■ **Task to carry out**
Output as a numbered list the rows beginning with the line that contains "series-annotation: Produits animaux" and continuing through the line that contains "x-tick-label: 1994 (456, 619, 496, 659)", skipping any blank lines.

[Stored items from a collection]

/---

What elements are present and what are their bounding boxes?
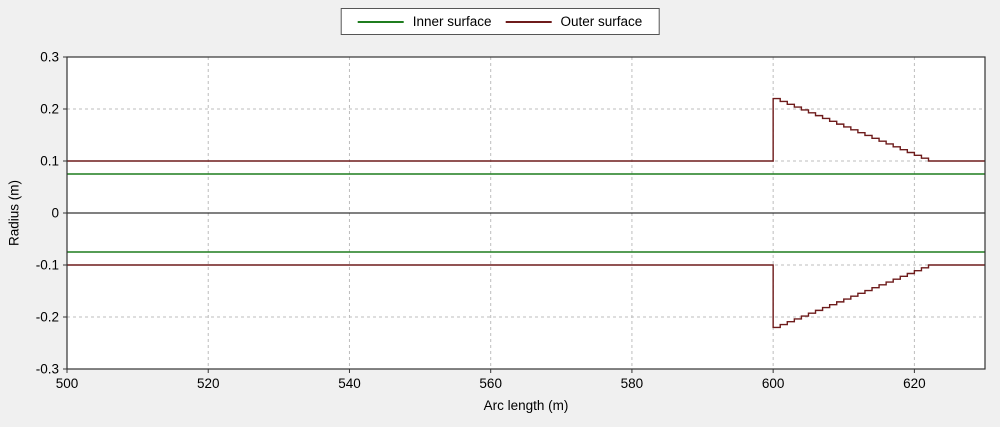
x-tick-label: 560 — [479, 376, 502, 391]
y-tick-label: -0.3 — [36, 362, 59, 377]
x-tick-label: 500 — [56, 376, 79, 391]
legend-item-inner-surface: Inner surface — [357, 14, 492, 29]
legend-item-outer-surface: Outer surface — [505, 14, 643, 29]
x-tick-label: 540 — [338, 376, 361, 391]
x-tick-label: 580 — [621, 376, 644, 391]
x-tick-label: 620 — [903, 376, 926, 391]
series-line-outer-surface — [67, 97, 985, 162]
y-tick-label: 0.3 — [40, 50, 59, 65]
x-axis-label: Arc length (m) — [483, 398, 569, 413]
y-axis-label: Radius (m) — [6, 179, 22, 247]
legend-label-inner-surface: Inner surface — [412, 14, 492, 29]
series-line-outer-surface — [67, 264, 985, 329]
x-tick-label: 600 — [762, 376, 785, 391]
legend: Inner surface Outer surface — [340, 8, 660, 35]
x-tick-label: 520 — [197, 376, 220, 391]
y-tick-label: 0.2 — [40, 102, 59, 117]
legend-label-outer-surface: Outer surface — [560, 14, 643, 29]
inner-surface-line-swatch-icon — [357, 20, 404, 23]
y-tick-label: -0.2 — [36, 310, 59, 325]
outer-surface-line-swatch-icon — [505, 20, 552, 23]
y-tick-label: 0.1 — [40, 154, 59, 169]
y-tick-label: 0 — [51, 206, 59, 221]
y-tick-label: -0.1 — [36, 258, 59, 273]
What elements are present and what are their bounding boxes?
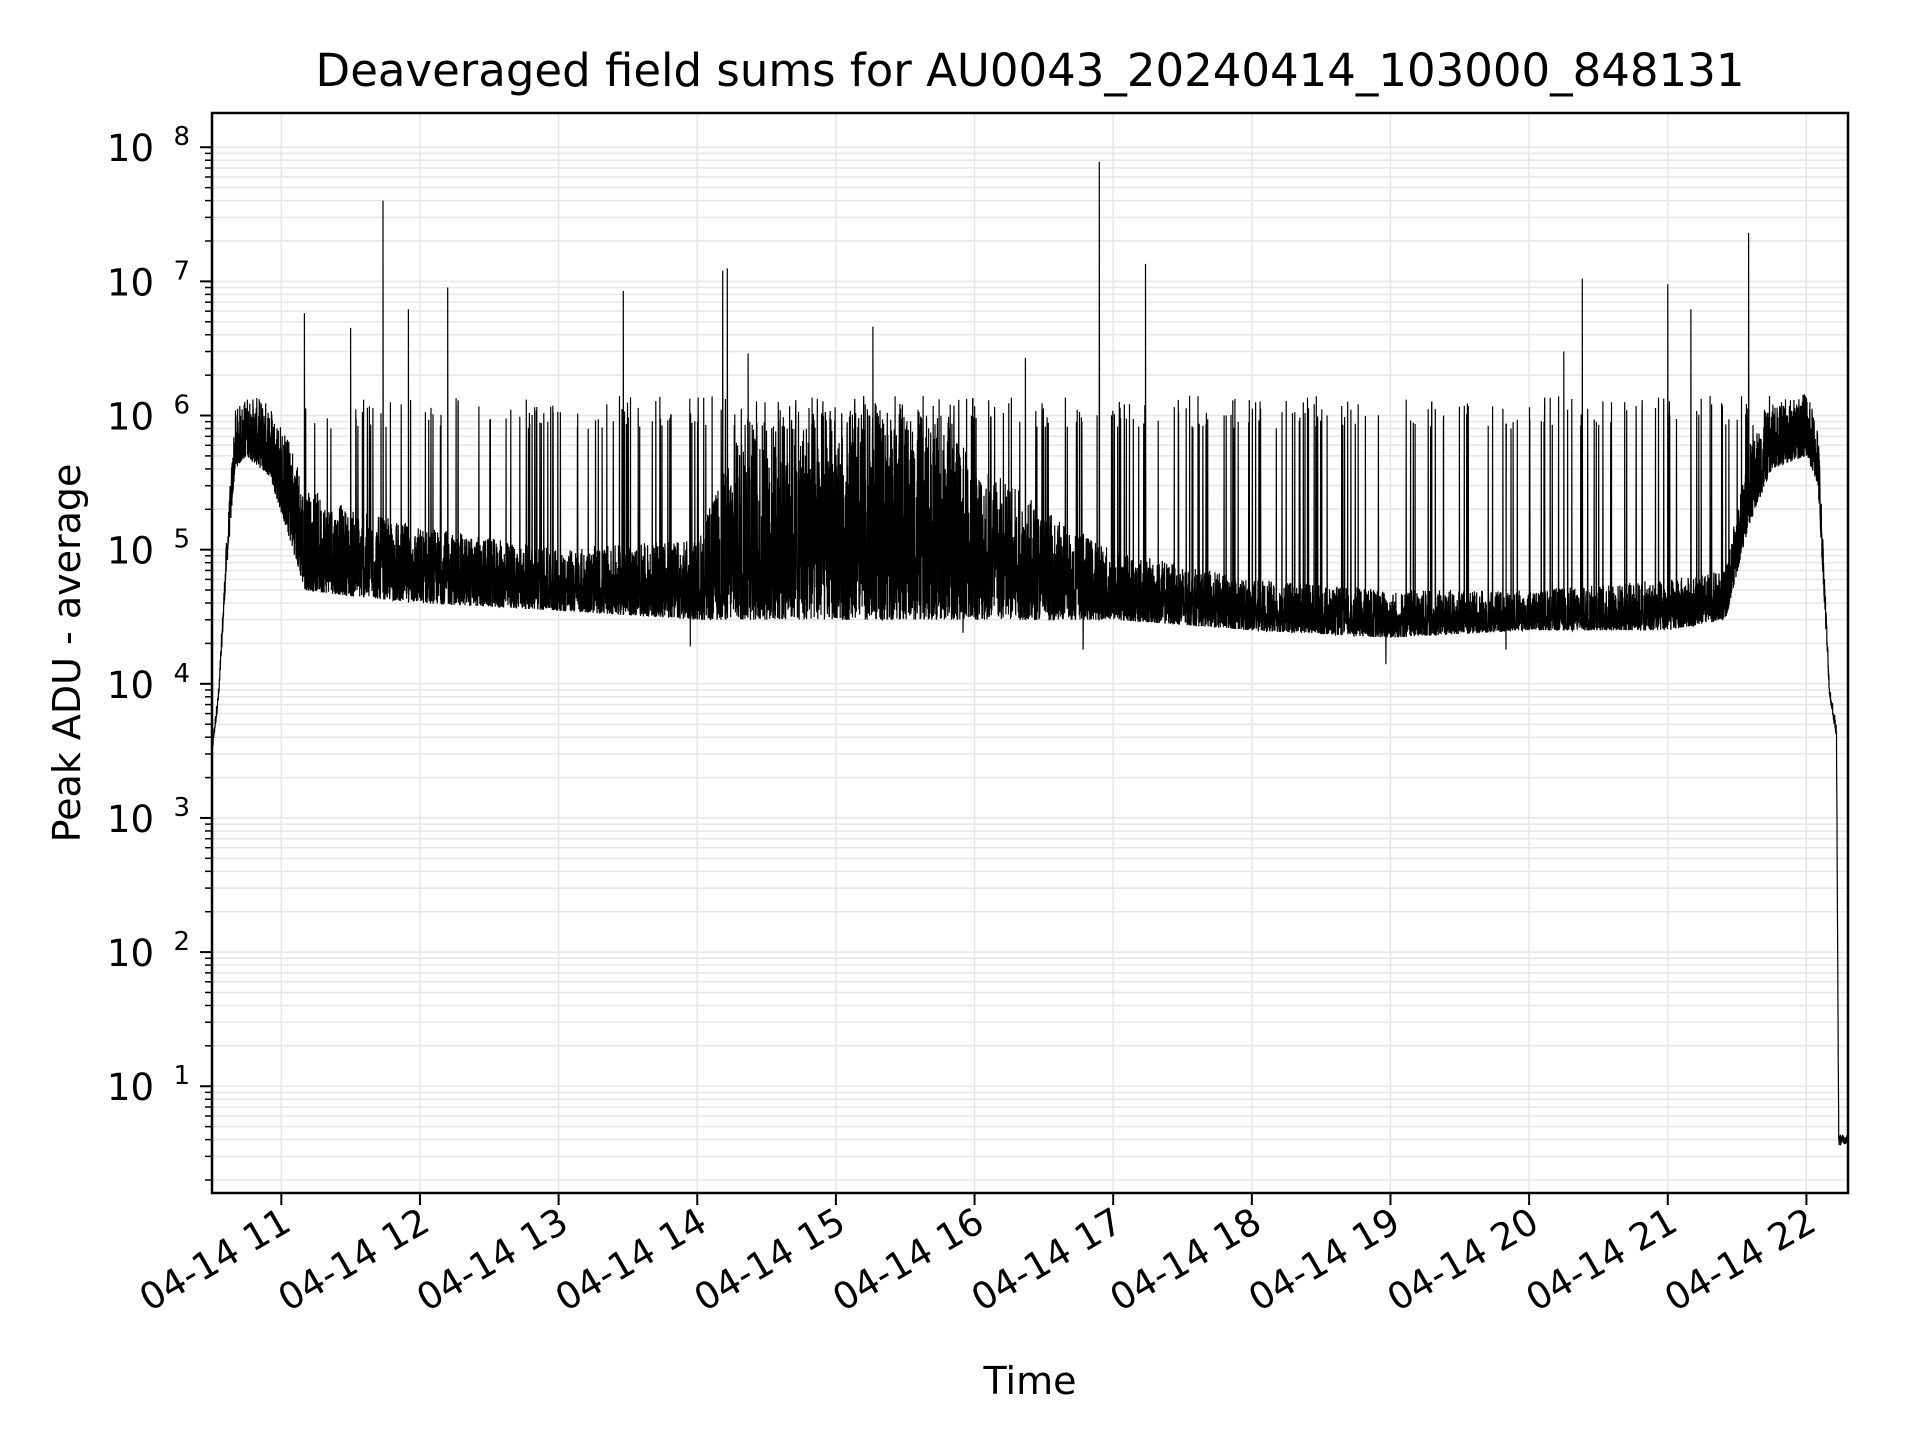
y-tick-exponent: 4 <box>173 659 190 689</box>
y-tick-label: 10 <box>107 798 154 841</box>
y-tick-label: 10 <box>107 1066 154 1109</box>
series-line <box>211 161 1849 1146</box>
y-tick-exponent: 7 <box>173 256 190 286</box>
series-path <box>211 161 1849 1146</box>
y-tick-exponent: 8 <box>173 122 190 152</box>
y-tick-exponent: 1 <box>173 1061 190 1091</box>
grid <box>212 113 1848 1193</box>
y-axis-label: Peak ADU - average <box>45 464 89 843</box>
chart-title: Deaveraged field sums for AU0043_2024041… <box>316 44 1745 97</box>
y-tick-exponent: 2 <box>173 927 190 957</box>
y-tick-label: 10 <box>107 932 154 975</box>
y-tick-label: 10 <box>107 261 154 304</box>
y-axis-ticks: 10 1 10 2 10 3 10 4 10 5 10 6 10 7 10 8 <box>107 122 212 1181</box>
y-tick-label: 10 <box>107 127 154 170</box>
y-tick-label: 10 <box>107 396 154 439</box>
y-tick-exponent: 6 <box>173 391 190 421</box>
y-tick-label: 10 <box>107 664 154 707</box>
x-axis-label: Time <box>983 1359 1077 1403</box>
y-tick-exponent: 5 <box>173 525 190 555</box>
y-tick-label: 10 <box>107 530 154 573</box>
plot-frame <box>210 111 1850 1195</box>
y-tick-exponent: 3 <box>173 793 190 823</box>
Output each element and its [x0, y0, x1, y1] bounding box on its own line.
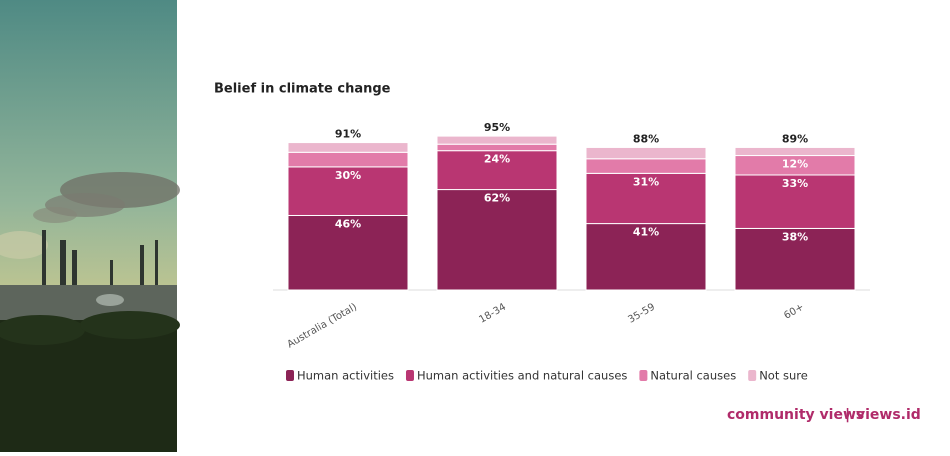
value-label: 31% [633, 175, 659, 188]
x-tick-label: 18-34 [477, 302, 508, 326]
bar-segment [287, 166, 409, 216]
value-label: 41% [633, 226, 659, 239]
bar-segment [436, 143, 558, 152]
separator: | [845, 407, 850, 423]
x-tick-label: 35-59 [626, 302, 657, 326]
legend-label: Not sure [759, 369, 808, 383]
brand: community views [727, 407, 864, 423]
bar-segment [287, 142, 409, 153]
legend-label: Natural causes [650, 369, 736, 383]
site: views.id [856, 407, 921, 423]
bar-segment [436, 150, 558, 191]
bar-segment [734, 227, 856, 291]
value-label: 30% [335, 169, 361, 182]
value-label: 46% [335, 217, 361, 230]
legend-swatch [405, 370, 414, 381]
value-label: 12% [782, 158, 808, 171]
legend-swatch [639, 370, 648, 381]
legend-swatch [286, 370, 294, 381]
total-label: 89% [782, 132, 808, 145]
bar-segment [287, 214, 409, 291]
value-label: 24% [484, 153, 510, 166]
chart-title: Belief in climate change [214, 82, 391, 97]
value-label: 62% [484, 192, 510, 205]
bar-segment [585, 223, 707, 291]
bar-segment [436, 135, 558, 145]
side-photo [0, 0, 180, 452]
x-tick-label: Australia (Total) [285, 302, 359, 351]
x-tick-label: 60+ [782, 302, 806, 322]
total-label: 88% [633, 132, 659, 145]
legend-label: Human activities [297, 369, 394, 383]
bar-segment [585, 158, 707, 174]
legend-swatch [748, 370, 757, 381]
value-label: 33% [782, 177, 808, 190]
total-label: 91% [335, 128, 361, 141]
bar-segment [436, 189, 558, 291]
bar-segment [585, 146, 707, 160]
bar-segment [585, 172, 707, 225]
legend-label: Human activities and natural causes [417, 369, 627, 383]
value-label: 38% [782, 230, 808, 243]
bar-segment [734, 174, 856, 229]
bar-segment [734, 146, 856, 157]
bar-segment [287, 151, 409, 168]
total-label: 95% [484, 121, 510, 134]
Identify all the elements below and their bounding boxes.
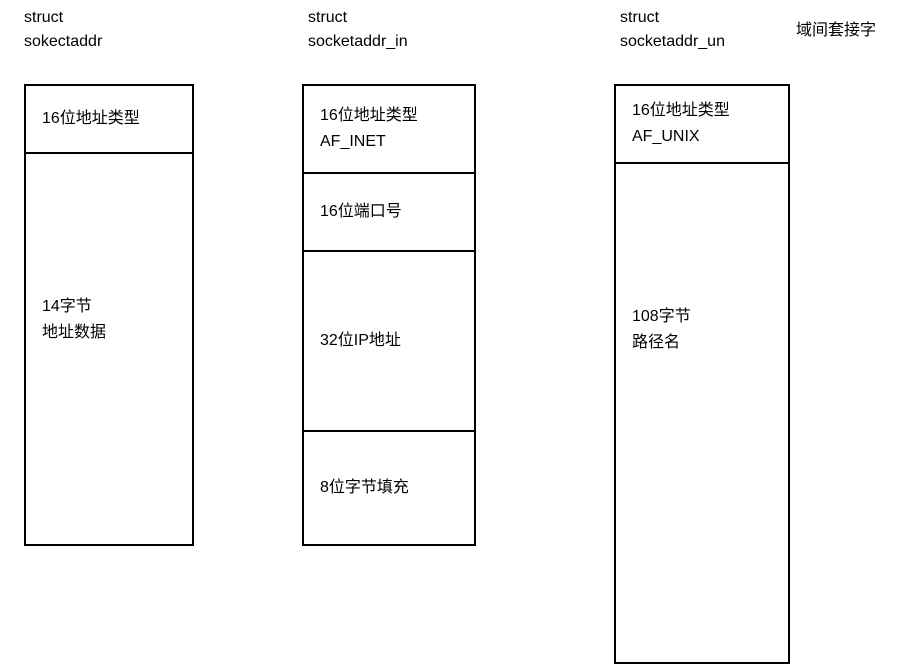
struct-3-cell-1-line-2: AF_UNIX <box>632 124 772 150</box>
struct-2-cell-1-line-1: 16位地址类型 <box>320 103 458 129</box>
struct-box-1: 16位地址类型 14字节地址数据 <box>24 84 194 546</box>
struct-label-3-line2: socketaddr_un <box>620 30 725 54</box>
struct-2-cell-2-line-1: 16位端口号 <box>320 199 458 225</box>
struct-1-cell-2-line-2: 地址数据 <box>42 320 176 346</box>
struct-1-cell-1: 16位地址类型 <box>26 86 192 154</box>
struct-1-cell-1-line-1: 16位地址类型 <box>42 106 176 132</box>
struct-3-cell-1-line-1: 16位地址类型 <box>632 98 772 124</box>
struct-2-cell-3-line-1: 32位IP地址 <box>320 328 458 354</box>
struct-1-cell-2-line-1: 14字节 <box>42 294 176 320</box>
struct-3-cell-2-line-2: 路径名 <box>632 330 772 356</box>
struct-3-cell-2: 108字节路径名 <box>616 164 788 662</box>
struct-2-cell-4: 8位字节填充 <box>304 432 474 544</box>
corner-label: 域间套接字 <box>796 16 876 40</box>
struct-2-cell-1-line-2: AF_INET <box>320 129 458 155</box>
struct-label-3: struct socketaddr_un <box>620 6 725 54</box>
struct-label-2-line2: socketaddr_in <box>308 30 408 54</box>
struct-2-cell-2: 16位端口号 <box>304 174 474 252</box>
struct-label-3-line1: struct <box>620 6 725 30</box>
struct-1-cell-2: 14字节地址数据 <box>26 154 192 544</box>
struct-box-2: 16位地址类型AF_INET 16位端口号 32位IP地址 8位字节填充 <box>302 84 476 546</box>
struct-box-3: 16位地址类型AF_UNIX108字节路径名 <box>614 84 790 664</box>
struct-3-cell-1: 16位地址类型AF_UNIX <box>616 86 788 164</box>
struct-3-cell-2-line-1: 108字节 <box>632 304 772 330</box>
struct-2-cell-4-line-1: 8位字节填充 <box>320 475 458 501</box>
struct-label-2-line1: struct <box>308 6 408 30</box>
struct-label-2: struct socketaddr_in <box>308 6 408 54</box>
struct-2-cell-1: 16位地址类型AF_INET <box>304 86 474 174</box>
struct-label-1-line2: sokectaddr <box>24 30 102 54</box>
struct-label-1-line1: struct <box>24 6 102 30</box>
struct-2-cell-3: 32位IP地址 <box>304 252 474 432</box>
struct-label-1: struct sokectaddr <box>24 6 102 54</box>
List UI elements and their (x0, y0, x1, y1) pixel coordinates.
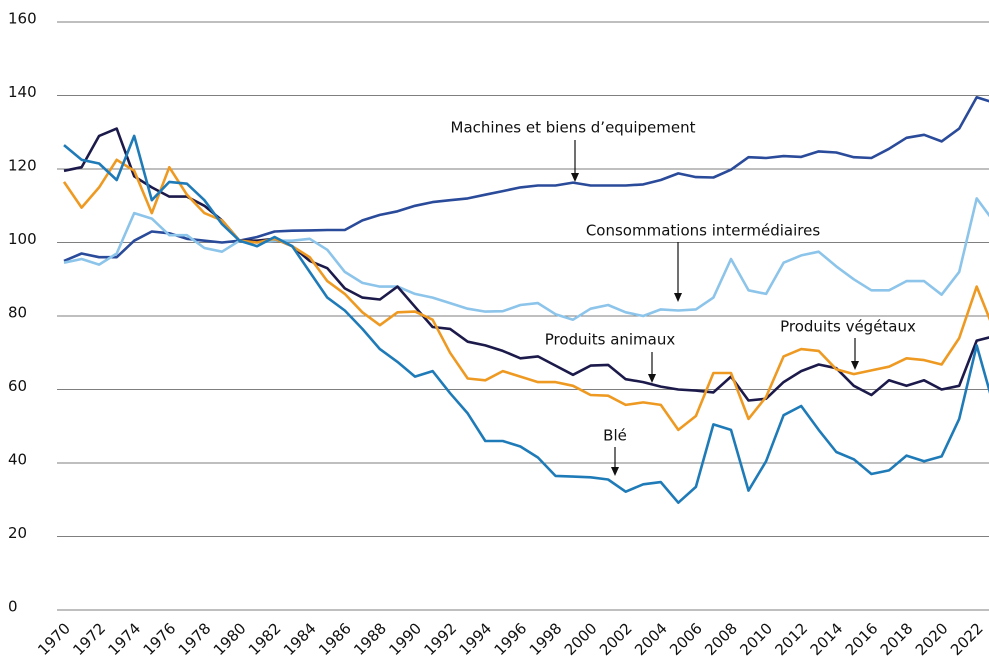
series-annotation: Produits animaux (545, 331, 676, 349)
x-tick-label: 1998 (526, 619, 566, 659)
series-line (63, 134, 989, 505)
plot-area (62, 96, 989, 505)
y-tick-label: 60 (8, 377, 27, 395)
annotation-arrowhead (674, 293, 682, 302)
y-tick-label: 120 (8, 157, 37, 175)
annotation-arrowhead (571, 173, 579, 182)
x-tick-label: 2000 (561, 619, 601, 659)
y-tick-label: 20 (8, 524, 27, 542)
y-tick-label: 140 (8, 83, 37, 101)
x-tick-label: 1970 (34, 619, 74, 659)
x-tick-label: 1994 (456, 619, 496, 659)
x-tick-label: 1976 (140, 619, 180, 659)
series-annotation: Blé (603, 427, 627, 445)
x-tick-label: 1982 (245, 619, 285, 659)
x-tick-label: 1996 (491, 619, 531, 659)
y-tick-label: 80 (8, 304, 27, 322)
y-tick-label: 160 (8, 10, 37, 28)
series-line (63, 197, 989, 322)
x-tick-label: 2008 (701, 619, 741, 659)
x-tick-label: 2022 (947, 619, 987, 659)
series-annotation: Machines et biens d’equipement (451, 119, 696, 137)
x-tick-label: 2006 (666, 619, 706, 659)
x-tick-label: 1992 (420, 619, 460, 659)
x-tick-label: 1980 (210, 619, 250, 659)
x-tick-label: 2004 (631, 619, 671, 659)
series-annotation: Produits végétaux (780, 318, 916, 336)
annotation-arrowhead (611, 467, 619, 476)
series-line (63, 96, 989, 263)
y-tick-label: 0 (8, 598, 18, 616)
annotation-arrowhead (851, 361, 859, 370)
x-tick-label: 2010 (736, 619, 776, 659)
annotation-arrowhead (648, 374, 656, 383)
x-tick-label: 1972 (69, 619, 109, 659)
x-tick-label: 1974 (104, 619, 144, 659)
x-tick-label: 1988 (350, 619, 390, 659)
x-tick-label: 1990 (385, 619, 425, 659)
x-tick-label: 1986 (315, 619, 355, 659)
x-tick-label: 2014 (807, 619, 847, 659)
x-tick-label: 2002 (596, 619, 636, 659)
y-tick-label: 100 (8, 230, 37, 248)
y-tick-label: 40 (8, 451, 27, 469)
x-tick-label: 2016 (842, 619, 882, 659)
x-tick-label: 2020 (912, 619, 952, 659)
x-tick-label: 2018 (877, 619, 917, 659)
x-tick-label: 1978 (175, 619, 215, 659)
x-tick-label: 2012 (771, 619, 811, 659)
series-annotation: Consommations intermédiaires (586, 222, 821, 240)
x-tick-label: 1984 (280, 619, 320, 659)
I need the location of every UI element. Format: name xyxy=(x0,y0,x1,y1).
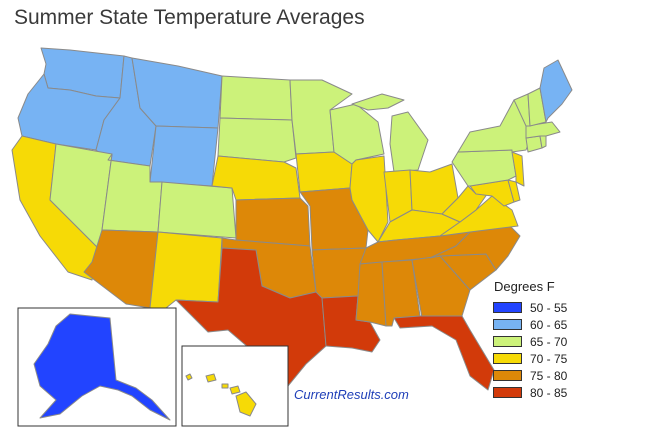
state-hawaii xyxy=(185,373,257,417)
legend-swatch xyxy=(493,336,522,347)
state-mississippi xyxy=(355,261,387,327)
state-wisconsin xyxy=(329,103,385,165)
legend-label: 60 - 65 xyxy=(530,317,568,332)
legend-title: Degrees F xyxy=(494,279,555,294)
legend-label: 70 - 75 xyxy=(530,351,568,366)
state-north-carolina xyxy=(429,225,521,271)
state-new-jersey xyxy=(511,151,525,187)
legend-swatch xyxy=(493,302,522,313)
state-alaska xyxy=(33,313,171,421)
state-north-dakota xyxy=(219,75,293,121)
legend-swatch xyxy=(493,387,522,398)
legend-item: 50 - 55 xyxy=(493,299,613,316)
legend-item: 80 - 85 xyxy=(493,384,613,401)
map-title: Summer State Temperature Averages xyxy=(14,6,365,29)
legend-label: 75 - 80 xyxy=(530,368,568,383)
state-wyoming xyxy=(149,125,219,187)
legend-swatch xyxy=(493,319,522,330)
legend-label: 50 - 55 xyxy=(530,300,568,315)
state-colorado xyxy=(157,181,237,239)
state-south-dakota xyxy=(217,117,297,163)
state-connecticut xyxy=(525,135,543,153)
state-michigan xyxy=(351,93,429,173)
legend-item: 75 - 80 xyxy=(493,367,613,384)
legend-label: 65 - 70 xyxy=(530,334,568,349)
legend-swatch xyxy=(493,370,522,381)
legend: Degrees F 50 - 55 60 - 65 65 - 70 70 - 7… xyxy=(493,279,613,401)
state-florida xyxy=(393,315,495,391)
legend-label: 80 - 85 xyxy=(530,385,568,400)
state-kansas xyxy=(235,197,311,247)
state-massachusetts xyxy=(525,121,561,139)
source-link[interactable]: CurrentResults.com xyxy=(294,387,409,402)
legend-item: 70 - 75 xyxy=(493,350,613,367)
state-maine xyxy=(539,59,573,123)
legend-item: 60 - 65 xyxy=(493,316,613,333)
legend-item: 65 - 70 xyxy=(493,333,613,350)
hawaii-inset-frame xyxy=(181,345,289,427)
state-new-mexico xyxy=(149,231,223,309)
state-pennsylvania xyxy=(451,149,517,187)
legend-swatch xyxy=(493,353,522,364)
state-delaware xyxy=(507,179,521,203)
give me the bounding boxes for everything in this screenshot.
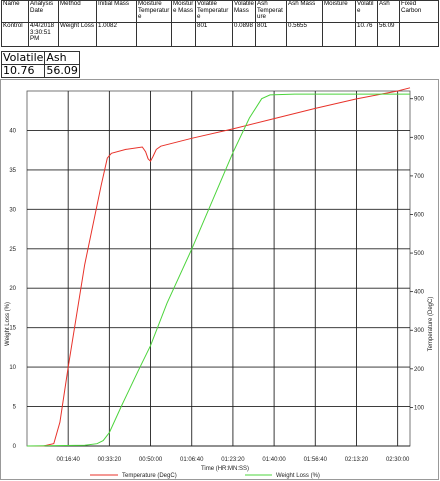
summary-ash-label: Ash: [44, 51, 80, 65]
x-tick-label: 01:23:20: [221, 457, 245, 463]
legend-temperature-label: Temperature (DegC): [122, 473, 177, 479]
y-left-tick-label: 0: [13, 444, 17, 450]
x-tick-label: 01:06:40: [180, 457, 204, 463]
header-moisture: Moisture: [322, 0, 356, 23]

\---

■ **Expected answer**
1. series-annotation: Produits animaux (545, 331, 676, 349)
2. x-tick-label: 1998 (526, 619, 566, 659)
3. series-line (63, 134, 989, 505)
4. plot-area (62, 96, 989, 505)
5. y-tick-label: 60 (8, 377, 27, 395)
6. annotation-arrowhead (674, 293, 682, 302)
7. y-tick-label: 120 (8, 157, 37, 175)
8. annotation-arrowhead (571, 173, 579, 182)
9. x-tick-label: 2000 (561, 619, 601, 659)
10. y-tick-label: 20 (8, 524, 27, 542)
11. y-tick-label: 140 (8, 83, 37, 101)
12. x-tick-label: 1970 (34, 619, 74, 659)
13. x-tick-label: 1994 (456, 619, 496, 659)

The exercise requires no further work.